→ Listed entries
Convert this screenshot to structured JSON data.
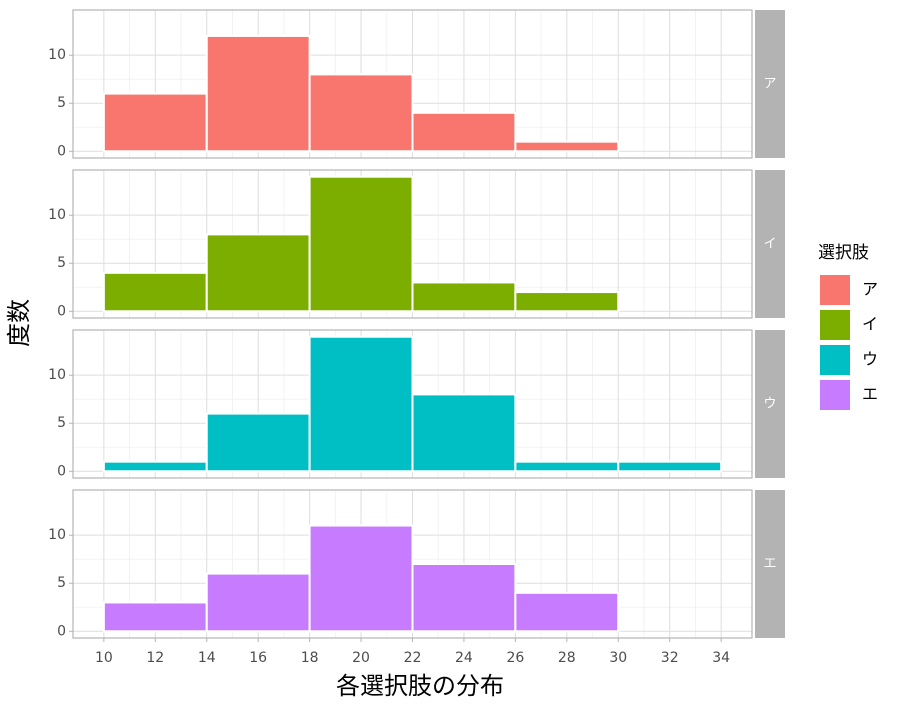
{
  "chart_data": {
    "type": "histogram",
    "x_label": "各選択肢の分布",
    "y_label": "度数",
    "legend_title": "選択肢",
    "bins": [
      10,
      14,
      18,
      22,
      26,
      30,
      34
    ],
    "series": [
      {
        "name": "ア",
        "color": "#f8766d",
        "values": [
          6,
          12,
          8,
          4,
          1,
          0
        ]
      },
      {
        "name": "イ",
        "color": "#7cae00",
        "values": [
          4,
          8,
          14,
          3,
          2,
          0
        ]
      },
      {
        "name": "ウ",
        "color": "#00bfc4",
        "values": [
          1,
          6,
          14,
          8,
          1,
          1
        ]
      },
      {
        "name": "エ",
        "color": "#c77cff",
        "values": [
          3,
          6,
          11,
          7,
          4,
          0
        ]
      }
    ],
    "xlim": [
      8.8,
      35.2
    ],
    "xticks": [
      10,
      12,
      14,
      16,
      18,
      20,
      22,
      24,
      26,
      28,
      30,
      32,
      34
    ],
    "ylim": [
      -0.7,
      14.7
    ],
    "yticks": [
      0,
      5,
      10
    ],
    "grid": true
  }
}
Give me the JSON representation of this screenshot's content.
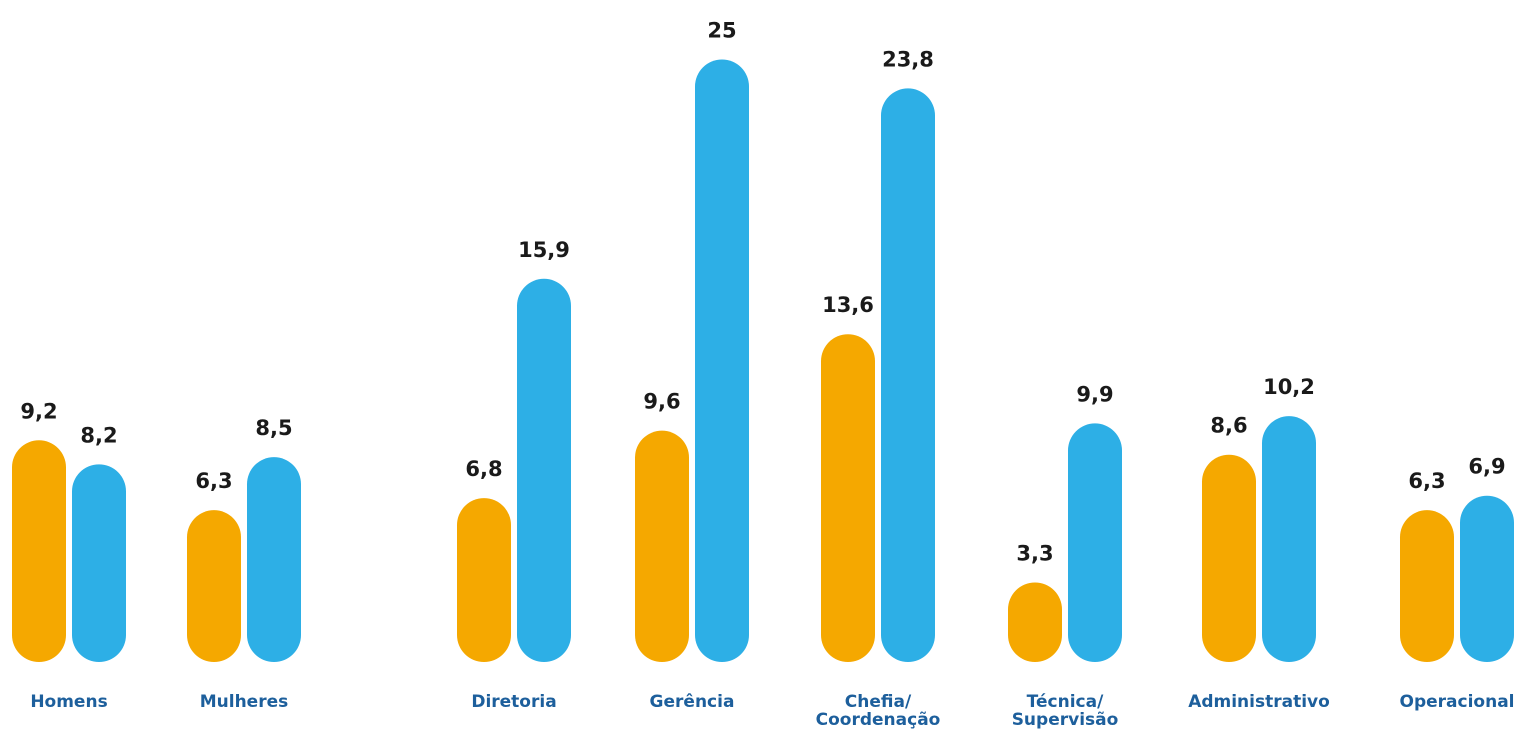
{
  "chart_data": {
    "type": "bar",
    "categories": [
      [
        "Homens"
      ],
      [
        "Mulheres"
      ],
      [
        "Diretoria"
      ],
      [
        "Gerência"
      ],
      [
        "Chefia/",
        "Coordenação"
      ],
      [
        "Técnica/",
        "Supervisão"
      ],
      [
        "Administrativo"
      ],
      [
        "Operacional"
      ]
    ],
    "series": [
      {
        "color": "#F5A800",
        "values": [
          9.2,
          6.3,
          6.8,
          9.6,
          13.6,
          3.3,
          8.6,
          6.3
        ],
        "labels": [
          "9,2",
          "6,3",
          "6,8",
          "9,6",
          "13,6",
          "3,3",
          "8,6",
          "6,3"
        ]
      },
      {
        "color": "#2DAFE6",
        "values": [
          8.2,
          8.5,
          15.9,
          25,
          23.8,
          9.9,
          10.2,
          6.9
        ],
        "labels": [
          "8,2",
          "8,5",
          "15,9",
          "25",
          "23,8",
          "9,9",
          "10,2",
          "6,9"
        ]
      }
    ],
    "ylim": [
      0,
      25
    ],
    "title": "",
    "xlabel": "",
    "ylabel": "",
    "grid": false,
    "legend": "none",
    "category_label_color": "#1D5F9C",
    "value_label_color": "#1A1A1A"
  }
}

→ Do this
Using the listing above, return all lines where the word "screenshot" occurs.

→ The response
Convert this screenshot to structured JSON data.
Give me the JSON representation of this screenshot's content.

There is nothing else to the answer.